• Record list
══════
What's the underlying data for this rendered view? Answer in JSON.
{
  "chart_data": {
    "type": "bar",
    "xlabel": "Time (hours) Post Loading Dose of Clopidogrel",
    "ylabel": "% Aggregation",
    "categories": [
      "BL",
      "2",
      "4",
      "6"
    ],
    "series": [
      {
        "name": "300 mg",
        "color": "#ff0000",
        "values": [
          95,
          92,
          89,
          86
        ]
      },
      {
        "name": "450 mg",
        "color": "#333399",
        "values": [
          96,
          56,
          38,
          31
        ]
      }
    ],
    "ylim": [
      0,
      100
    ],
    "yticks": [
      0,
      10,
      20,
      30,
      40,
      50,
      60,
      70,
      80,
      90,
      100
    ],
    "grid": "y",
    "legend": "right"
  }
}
══════
• Brief
Reproduce the data in full, exactly as presented.

• Worked answer
What's the underlying data for this rendered view? Answer in JSON.
{
  "chart_data": {
    "type": "bar",
    "xlabel": "Time (hours) Post Loading Dose of Clopidogrel",
    "ylabel": "% Aggregation",
    "categories": [
      "BL",
      "2",
      "4",
      "6"
    ],
    "series": [
      {
        "name": "300 mg",
        "color": "#ff0000",
        "values": [
          95,
          92,
          89,
          86
        ]
      },
      {
        "name": "450 mg",
        "color": "#333399",
        "values": [
          96,
          56,
          38,
          31
        ]
      }
    ],
    "ylim": [
      0,
      100
    ],
    "yticks": [
      0,
      10,
      20,
      30,
      40,
      50,
      60,
      70,
      80,
      90,
      100
    ],
    "grid": "y",
    "legend": "right"
  }
}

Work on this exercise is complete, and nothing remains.